### Input material
^^^^^^^^

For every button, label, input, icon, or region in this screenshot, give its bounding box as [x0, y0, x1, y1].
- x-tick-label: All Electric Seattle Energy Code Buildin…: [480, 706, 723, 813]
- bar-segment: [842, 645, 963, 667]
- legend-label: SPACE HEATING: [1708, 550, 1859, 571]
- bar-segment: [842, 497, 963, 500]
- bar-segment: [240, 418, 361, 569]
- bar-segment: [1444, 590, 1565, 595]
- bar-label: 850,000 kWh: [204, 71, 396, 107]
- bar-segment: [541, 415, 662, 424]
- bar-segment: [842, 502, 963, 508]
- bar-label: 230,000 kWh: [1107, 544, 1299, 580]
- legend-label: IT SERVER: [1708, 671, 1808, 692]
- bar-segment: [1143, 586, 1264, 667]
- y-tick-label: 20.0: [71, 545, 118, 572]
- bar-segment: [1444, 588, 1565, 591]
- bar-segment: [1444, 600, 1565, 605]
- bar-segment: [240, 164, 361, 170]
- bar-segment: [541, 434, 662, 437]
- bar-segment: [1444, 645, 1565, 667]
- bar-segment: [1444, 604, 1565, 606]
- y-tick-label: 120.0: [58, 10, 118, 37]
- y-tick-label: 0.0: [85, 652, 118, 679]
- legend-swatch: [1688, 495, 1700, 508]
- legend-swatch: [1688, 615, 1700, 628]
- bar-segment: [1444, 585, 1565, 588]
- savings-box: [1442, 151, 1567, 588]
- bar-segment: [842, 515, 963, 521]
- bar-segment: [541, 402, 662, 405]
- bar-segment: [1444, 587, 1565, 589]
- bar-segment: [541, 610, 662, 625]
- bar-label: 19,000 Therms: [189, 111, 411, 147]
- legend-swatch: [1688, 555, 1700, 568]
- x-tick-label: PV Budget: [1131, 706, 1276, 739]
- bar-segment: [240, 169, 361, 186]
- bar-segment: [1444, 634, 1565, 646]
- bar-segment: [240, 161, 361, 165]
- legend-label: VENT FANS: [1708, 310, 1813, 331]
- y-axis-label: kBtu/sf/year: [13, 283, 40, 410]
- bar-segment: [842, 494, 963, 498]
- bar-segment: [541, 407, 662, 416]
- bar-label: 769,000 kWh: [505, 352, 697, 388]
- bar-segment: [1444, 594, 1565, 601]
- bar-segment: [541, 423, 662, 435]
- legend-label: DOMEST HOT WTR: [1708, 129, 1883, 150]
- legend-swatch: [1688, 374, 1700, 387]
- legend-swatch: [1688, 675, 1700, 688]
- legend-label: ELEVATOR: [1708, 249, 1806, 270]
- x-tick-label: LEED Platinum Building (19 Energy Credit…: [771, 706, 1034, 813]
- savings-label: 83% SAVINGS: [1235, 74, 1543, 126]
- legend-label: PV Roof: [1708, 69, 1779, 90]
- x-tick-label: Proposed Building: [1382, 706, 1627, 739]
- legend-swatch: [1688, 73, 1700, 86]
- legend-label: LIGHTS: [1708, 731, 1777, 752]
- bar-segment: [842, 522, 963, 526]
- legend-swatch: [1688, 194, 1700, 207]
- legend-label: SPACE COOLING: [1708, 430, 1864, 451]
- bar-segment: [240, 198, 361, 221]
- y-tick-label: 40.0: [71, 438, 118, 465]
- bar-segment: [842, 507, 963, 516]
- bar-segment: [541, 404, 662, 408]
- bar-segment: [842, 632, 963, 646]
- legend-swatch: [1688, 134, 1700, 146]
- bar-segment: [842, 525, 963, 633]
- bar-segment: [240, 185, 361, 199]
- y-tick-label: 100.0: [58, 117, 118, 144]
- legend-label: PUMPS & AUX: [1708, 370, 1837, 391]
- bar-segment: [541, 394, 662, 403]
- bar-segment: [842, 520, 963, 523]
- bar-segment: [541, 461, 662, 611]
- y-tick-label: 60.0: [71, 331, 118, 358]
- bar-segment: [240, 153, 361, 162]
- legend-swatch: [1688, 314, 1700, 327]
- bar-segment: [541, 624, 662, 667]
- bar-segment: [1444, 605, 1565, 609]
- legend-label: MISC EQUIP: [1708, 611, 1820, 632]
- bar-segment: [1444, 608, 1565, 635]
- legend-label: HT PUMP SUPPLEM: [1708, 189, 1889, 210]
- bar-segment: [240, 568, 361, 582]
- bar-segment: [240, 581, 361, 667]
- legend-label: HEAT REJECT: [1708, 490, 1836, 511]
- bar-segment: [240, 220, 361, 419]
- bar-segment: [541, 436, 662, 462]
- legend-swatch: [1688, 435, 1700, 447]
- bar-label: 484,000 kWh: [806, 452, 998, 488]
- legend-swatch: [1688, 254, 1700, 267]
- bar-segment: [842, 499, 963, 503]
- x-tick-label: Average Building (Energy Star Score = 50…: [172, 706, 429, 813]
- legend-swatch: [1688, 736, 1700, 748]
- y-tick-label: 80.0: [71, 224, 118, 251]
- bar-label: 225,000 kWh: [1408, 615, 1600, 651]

^^^^^^^^

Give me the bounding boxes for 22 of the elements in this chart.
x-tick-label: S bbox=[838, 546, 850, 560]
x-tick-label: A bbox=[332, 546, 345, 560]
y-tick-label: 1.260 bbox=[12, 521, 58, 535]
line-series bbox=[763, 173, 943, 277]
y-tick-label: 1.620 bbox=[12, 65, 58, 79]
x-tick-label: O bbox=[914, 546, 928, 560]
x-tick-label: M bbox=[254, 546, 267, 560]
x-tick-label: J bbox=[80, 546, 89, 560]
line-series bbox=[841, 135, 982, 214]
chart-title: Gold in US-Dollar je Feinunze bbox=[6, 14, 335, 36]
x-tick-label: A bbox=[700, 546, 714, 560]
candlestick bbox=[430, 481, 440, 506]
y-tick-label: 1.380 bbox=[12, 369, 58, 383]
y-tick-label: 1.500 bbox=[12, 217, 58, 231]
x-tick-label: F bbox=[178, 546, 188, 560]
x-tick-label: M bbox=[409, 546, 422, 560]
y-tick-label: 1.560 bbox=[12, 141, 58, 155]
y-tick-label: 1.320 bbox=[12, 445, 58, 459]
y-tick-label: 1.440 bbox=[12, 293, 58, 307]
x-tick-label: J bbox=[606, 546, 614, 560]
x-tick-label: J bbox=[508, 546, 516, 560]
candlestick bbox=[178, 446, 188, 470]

^^^^^^^^

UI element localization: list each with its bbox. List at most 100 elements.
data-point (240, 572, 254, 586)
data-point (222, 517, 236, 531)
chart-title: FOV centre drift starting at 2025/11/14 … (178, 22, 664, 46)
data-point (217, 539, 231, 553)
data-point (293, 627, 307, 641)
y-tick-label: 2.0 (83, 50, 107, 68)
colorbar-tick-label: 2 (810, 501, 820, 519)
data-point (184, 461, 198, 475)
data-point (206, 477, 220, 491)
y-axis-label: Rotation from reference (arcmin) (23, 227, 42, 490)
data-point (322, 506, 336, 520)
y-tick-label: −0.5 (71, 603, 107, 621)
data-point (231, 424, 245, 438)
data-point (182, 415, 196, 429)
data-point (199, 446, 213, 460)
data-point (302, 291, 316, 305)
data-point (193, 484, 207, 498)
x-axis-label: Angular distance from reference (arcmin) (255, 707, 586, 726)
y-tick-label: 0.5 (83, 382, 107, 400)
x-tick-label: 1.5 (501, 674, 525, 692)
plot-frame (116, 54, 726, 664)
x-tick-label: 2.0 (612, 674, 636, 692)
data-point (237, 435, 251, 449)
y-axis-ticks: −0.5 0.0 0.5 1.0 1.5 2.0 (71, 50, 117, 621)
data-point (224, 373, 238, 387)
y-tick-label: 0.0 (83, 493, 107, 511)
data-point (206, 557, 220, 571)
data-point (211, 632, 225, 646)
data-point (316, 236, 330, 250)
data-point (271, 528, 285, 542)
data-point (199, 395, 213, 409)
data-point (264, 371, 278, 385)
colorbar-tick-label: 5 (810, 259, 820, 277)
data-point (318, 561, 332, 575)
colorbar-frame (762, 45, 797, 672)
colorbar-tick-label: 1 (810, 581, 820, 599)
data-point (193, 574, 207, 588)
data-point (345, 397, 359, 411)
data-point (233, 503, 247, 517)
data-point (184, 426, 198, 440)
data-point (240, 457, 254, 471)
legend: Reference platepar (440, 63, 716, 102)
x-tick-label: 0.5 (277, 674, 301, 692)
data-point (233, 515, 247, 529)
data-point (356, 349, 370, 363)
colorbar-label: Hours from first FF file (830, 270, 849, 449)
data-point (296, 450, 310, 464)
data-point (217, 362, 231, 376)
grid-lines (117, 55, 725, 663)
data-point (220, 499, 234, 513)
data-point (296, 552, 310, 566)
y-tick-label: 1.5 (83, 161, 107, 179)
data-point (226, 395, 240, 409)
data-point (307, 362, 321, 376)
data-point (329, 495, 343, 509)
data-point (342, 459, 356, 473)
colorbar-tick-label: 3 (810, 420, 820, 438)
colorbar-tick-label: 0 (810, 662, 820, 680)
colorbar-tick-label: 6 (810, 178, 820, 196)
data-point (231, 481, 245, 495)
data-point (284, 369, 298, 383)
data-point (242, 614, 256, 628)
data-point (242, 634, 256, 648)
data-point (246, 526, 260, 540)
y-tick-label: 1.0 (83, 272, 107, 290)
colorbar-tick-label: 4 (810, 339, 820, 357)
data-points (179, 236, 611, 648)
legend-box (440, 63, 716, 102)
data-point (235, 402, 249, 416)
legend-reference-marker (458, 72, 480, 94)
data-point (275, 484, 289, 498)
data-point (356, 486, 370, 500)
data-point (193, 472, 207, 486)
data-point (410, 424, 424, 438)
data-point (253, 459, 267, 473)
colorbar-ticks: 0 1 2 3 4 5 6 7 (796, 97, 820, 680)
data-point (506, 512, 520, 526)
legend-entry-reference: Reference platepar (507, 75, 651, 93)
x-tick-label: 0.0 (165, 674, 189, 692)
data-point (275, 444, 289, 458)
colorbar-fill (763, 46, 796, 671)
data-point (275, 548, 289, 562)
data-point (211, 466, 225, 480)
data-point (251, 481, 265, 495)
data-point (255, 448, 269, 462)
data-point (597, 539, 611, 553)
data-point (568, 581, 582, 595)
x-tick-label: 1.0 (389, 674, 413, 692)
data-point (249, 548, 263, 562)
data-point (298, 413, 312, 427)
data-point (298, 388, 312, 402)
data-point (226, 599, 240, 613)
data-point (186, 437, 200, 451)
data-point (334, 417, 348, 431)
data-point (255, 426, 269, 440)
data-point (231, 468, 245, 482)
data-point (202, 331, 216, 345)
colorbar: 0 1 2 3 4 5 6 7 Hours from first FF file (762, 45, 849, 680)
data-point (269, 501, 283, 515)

^^^^^^^^

### The exercise
Starting at the line that has "For every button, label, input, icon, or" and ending after the line that has "- y-tick-label: 20.0: [71, 545, 118, 572]", write out those lines of the records again with "SPACE HEATING" switched to "SPACE COOLING". Keep everything else the same, and give only those lines.

### Finished answer
For every button, label, input, icon, or region in this screenshot, give its bounding box as [x0, y0, x1, y1].
- x-tick-label: All Electric Seattle Energy Code Buildin…: [480, 706, 723, 813]
- bar-segment: [842, 645, 963, 667]
- legend-label: SPACE COOLING: [1708, 550, 1859, 571]
- bar-segment: [842, 497, 963, 500]
- bar-segment: [240, 418, 361, 569]
- bar-segment: [1444, 590, 1565, 595]
- bar-label: 850,000 kWh: [204, 71, 396, 107]
- bar-segment: [541, 415, 662, 424]
- bar-segment: [842, 502, 963, 508]
- bar-label: 230,000 kWh: [1107, 544, 1299, 580]
- legend-label: IT SERVER: [1708, 671, 1808, 692]
- bar-segment: [1143, 586, 1264, 667]
- y-tick-label: 20.0: [71, 545, 118, 572]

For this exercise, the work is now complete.